Work to do >>
Locate every line in the records below that holds the word "Краски" and return each one.

---- Records provided

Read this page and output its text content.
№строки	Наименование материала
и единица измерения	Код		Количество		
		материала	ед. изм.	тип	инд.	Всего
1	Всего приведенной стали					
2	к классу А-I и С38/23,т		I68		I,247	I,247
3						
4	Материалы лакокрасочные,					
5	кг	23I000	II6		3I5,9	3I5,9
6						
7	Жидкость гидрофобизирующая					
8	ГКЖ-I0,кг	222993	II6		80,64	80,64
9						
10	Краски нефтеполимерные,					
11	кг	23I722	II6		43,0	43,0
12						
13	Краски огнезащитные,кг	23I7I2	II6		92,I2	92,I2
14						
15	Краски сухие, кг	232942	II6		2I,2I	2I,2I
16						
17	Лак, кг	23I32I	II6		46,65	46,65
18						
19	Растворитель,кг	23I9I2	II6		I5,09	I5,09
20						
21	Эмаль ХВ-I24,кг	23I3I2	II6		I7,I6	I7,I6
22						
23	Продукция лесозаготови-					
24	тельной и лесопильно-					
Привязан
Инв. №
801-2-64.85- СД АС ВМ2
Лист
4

--------

Correct result >>
10	Краски нефтеполимерные,					
13	Краски огнезащитные,кг	23I7I2	II6		92,I2	92,I2
15	Краски сухие, кг	232942	II6		2I,2I	2I,2I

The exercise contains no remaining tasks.